-- START OF Supplied material --

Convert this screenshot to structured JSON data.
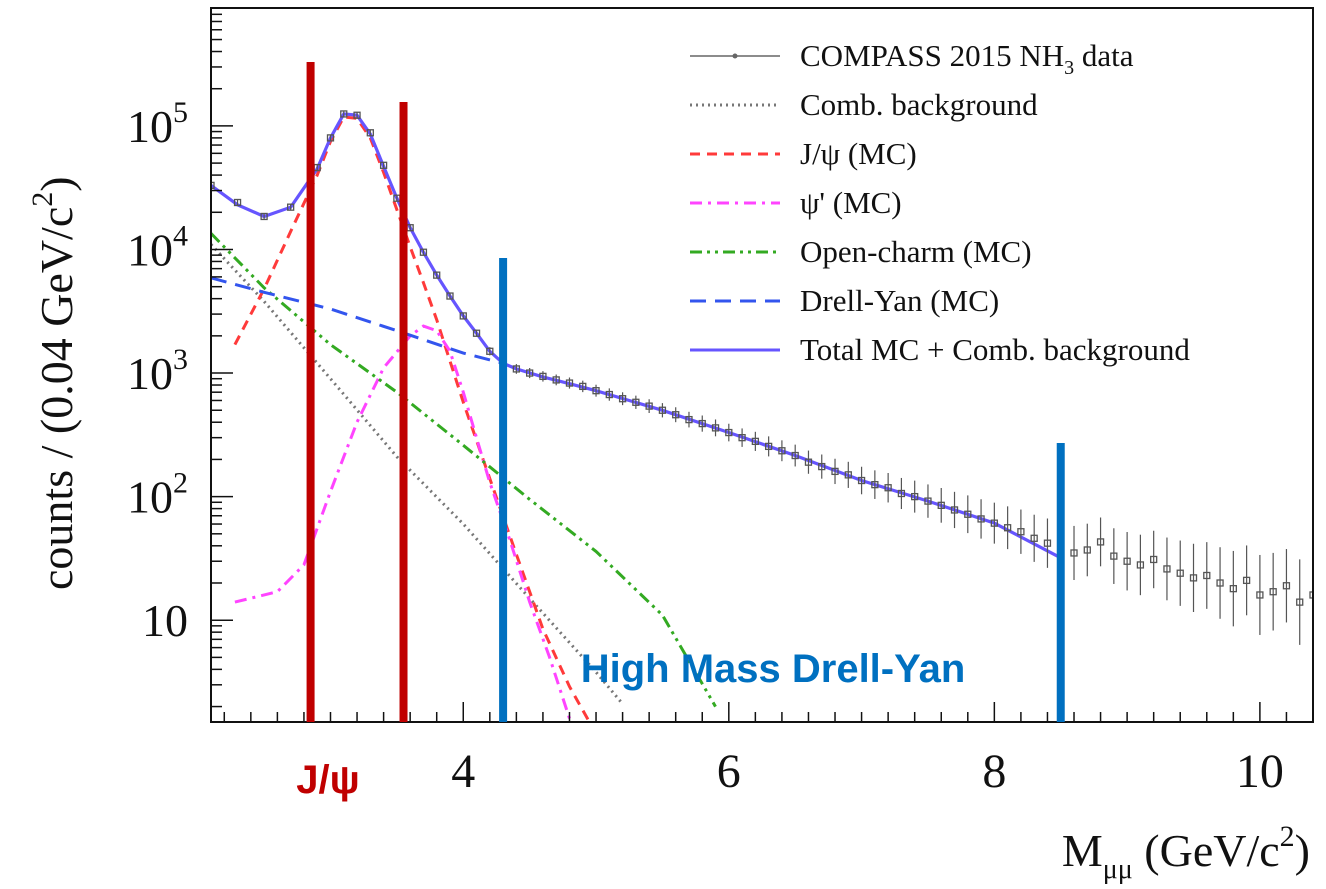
{
  "chart_data": {
    "type": "line",
    "xlabel": {
      "main": "M",
      "sub": "μμ",
      "unit": "(GeV/c",
      "sup": "2",
      "close": ")"
    },
    "ylabel": {
      "main": "counts / (0.04 GeV/c",
      "sup": "2",
      "close": ")"
    },
    "xlim": [
      2.1,
      10.4
    ],
    "ylim": [
      1.5,
      900000
    ],
    "yscale": "log",
    "x_ticks": [
      {
        "value": 4,
        "label": "4"
      },
      {
        "value": 6,
        "label": "6"
      },
      {
        "value": 8,
        "label": "8"
      },
      {
        "value": 10,
        "label": "10"
      }
    ],
    "y_ticks": [
      {
        "value": 10,
        "label": "10",
        "exp": ""
      },
      {
        "value": 100,
        "label": "10",
        "exp": "2"
      },
      {
        "value": 1000,
        "label": "10",
        "exp": "3"
      },
      {
        "value": 10000,
        "label": "10",
        "exp": "4"
      },
      {
        "value": 100000,
        "label": "10",
        "exp": "5"
      }
    ],
    "legend": {
      "position": "top-right",
      "entries": [
        {
          "label": "COMPASS 2015 NH",
          "sub": "3",
          "suffix": " data",
          "style": "data",
          "color": "#666666"
        },
        {
          "label": "Comb. background",
          "style": "dotted",
          "color": "#777777"
        },
        {
          "label": "J/ψ (MC)",
          "style": "dashed",
          "color": "#ff3a3a"
        },
        {
          "label": "ψ' (MC)",
          "style": "dashdot",
          "color": "#ff44ff"
        },
        {
          "label": "Open-charm (MC)",
          "style": "dashdotdot",
          "color": "#33aa22"
        },
        {
          "label": "Drell-Yan (MC)",
          "style": "longdash",
          "color": "#3355ee"
        },
        {
          "label": "Total MC + Comb. background",
          "style": "solid",
          "color": "#6655ff"
        }
      ]
    },
    "series": [
      {
        "name": "COMPASS 2015 NH3 data",
        "kind": "points",
        "color": "#555555",
        "points": [
          [
            2.1,
            33000
          ],
          [
            2.3,
            24000
          ],
          [
            2.5,
            18500
          ],
          [
            2.7,
            22000
          ],
          [
            2.9,
            46000
          ],
          [
            3.0,
            80000
          ],
          [
            3.1,
            125000
          ],
          [
            3.2,
            122000
          ],
          [
            3.3,
            88000
          ],
          [
            3.4,
            48000
          ],
          [
            3.5,
            26000
          ],
          [
            3.6,
            15000
          ],
          [
            3.7,
            9500
          ],
          [
            3.8,
            6200
          ],
          [
            3.9,
            4200
          ],
          [
            4.0,
            2900
          ],
          [
            4.1,
            2100
          ],
          [
            4.2,
            1500
          ],
          [
            4.3,
            1200
          ],
          [
            4.4,
            1080
          ],
          [
            4.5,
            1000
          ],
          [
            4.6,
            940
          ],
          [
            4.7,
            880
          ],
          [
            4.8,
            830
          ],
          [
            4.9,
            780
          ],
          [
            5.0,
            720
          ],
          [
            5.1,
            670
          ],
          [
            5.2,
            620
          ],
          [
            5.3,
            580
          ],
          [
            5.4,
            540
          ],
          [
            5.5,
            500
          ],
          [
            5.6,
            460
          ],
          [
            5.7,
            420
          ],
          [
            5.8,
            390
          ],
          [
            5.9,
            360
          ],
          [
            6.0,
            330
          ],
          [
            6.1,
            300
          ],
          [
            6.2,
            280
          ],
          [
            6.3,
            255
          ],
          [
            6.4,
            235
          ],
          [
            6.5,
            215
          ],
          [
            6.6,
            190
          ],
          [
            6.7,
            175
          ],
          [
            6.8,
            160
          ],
          [
            6.9,
            150
          ],
          [
            7.0,
            135
          ],
          [
            7.1,
            125
          ],
          [
            7.2,
            118
          ],
          [
            7.3,
            106
          ],
          [
            7.4,
            100
          ],
          [
            7.5,
            92
          ],
          [
            7.6,
            85
          ],
          [
            7.7,
            78
          ],
          [
            7.8,
            72
          ],
          [
            7.9,
            66
          ],
          [
            8.0,
            61
          ],
          [
            8.1,
            56
          ],
          [
            8.2,
            52
          ],
          [
            8.3,
            46
          ],
          [
            8.4,
            42
          ],
          [
            8.5,
            37
          ],
          [
            8.6,
            35
          ],
          [
            8.7,
            37
          ],
          [
            8.8,
            43
          ],
          [
            8.9,
            33
          ],
          [
            9.0,
            30
          ],
          [
            9.1,
            28
          ],
          [
            9.2,
            31
          ],
          [
            9.3,
            26
          ],
          [
            9.4,
            24
          ],
          [
            9.5,
            22
          ],
          [
            9.6,
            23
          ],
          [
            9.7,
            20
          ],
          [
            9.8,
            18
          ],
          [
            9.9,
            21
          ],
          [
            10.0,
            16
          ],
          [
            10.1,
            17
          ],
          [
            10.2,
            19
          ],
          [
            10.3,
            14
          ],
          [
            10.4,
            16
          ]
        ]
      },
      {
        "name": "Comb. background",
        "kind": "line",
        "color": "#777777",
        "dash": "2 4",
        "points": [
          [
            2.1,
            11000
          ],
          [
            2.5,
            3800
          ],
          [
            3.0,
            900
          ],
          [
            3.5,
            210
          ],
          [
            4.0,
            60
          ],
          [
            4.5,
            15
          ],
          [
            5.0,
            3.8
          ],
          [
            5.2,
            2.1
          ]
        ]
      },
      {
        "name": "J/ψ (MC)",
        "kind": "line",
        "color": "#ff3a3a",
        "dash": "10 7",
        "points": [
          [
            2.28,
            1700
          ],
          [
            2.5,
            4800
          ],
          [
            2.7,
            14000
          ],
          [
            2.9,
            40000
          ],
          [
            3.0,
            75000
          ],
          [
            3.1,
            118000
          ],
          [
            3.2,
            115000
          ],
          [
            3.3,
            80000
          ],
          [
            3.4,
            42000
          ],
          [
            3.5,
            21000
          ],
          [
            3.6,
            10500
          ],
          [
            3.7,
            5400
          ],
          [
            3.8,
            2700
          ],
          [
            3.9,
            1250
          ],
          [
            4.0,
            580
          ],
          [
            4.2,
            140
          ],
          [
            4.4,
            34
          ],
          [
            4.6,
            8.5
          ],
          [
            4.8,
            2.9
          ],
          [
            4.95,
            1.5
          ]
        ]
      },
      {
        "name": "ψ' (MC)",
        "kind": "line",
        "color": "#ff44ff",
        "dash": "12 6 3 6",
        "points": [
          [
            2.28,
            14
          ],
          [
            2.6,
            17
          ],
          [
            2.8,
            28
          ],
          [
            3.0,
            110
          ],
          [
            3.2,
            400
          ],
          [
            3.4,
            1100
          ],
          [
            3.6,
            2000
          ],
          [
            3.7,
            2400
          ],
          [
            3.8,
            2200
          ],
          [
            3.9,
            1500
          ],
          [
            4.0,
            700
          ],
          [
            4.1,
            300
          ],
          [
            4.2,
            130
          ],
          [
            4.35,
            45
          ],
          [
            4.5,
            14
          ],
          [
            4.65,
            5
          ],
          [
            4.8,
            1.6
          ]
        ]
      },
      {
        "name": "Open-charm (MC)",
        "kind": "line",
        "color": "#33aa22",
        "dash": "12 5 3 5 3 5",
        "points": [
          [
            2.1,
            13500
          ],
          [
            2.5,
            4900
          ],
          [
            3.0,
            1700
          ],
          [
            3.5,
            700
          ],
          [
            4.0,
            260
          ],
          [
            4.5,
            95
          ],
          [
            5.0,
            36
          ],
          [
            5.5,
            11
          ],
          [
            5.9,
            2
          ]
        ]
      },
      {
        "name": "Drell-Yan (MC)",
        "kind": "line",
        "color": "#3355ee",
        "dash": "16 9",
        "points": [
          [
            2.1,
            5900
          ],
          [
            2.5,
            4500
          ],
          [
            3.0,
            3300
          ],
          [
            3.5,
            2200
          ],
          [
            4.0,
            1450
          ],
          [
            4.3,
            1200
          ]
        ]
      },
      {
        "name": "Total MC + Comb. background",
        "kind": "line",
        "color": "#6655ff",
        "dash": "",
        "points": [
          [
            2.1,
            33000
          ],
          [
            2.3,
            23000
          ],
          [
            2.5,
            18500
          ],
          [
            2.7,
            22000
          ],
          [
            2.9,
            45000
          ],
          [
            3.0,
            80000
          ],
          [
            3.1,
            125000
          ],
          [
            3.2,
            122000
          ],
          [
            3.3,
            86000
          ],
          [
            3.4,
            47000
          ],
          [
            3.5,
            26000
          ],
          [
            3.6,
            15000
          ],
          [
            3.7,
            9500
          ],
          [
            3.8,
            6200
          ],
          [
            3.9,
            4200
          ],
          [
            4.0,
            2900
          ],
          [
            4.1,
            2100
          ],
          [
            4.2,
            1500
          ],
          [
            4.3,
            1200
          ],
          [
            4.4,
            1080
          ],
          [
            4.6,
            930
          ],
          [
            4.8,
            820
          ],
          [
            5.0,
            720
          ],
          [
            5.5,
            500
          ],
          [
            6.0,
            330
          ],
          [
            6.5,
            215
          ],
          [
            7.0,
            135
          ],
          [
            7.5,
            92
          ],
          [
            8.0,
            61
          ],
          [
            8.5,
            32
          ]
        ]
      }
    ],
    "annotations": {
      "jpsi_lines": {
        "x": [
          2.85,
          3.55
        ],
        "color": "#c00000"
      },
      "dy_lines": {
        "x": [
          4.3,
          8.5
        ],
        "color": "#0070c0"
      },
      "jpsi_label": "J/ψ",
      "dy_label": "High Mass Drell-Yan"
    }
  }
}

-- END OF Supplied material --

> What the task requires:
Scan the lines above for "charm", then copy every one that has it.

> The response:
          "label": "Open-charm (MC)",
        "name": "Open-charm (MC)",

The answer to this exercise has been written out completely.